Given instruction - Give the data below again exactly as written, without its pictures.

## begin Record set

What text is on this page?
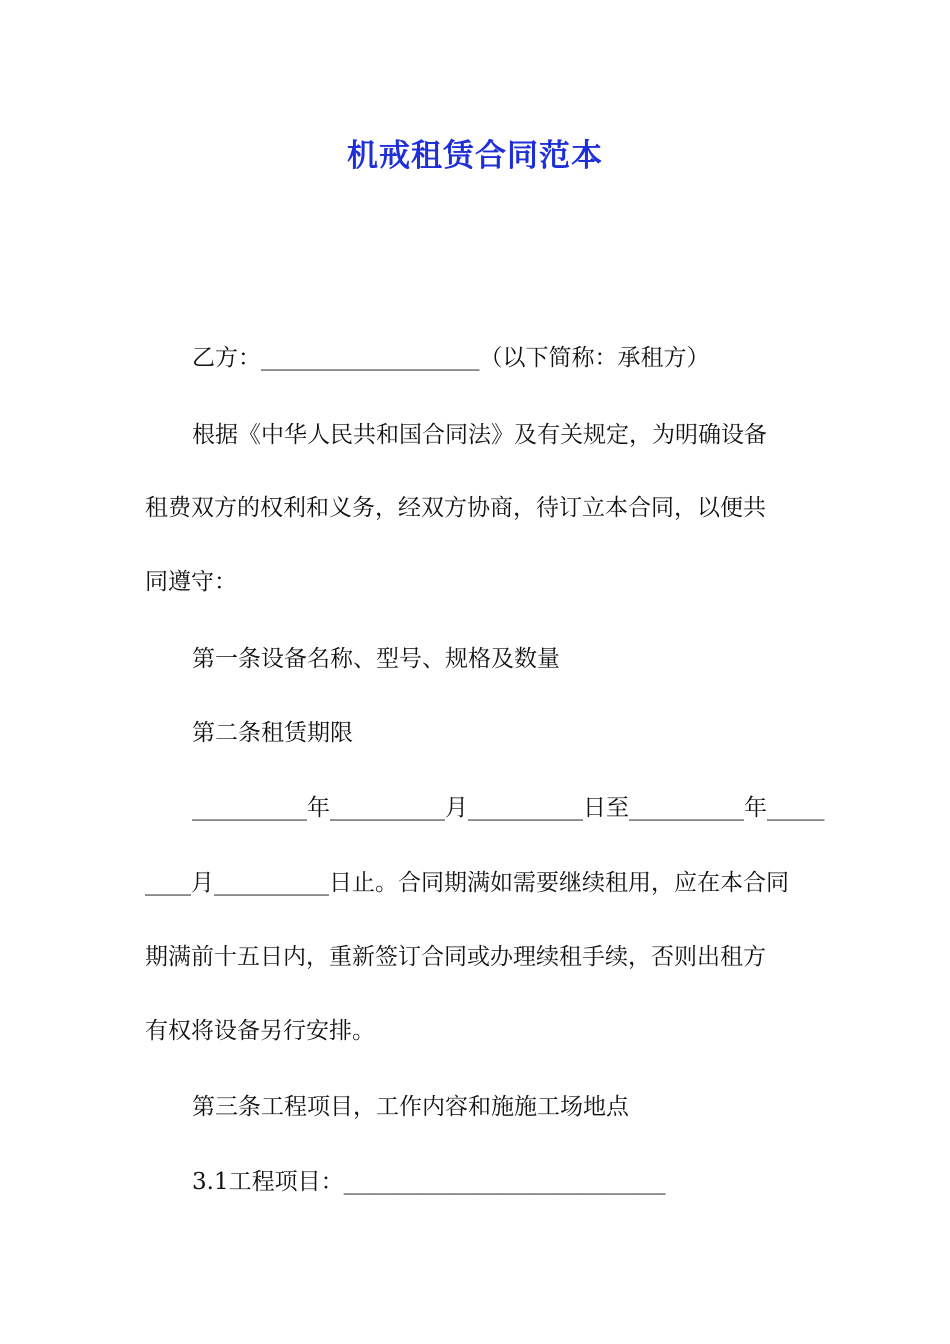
机戒租赁合同范本

乙方：___________________（以下简称：承租方）

根据《中华人民共和国合同法》及有关规定，为明确设备

租费双方的权利和义务，经双方协商，待订立本合同，以便共

同遵守：

第一条设备名称、型号、规格及数量

第二条租赁期限

__________年__________月__________日至__________年_____

____月__________日止。合同期满如需要继续租用，应在本合同

期满前十五日内，重新签订合同或办理续租手续，否则出租方

有权将设备另行安排。

第三条工程项目，工作内容和施施工场地点

3.1工程项目：____________________________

## end Record set

Result of this task -
What text is on this page?
机戒租赁合同范本

乙方：___________________（以下简称：承租方）

根据《中华人民共和国合同法》及有关规定，为明确设备

租费双方的权利和义务，经双方协商，待订立本合同，以便共

同遵守：

第一条设备名称、型号、规格及数量

第二条租赁期限

__________年__________月__________日至__________年_____

____月__________日止。合同期满如需要继续租用，应在本合同

期满前十五日内，重新签订合同或办理续租手续，否则出租方

有权将设备另行安排。

第三条工程项目，工作内容和施施工场地点

3.1工程项目：____________________________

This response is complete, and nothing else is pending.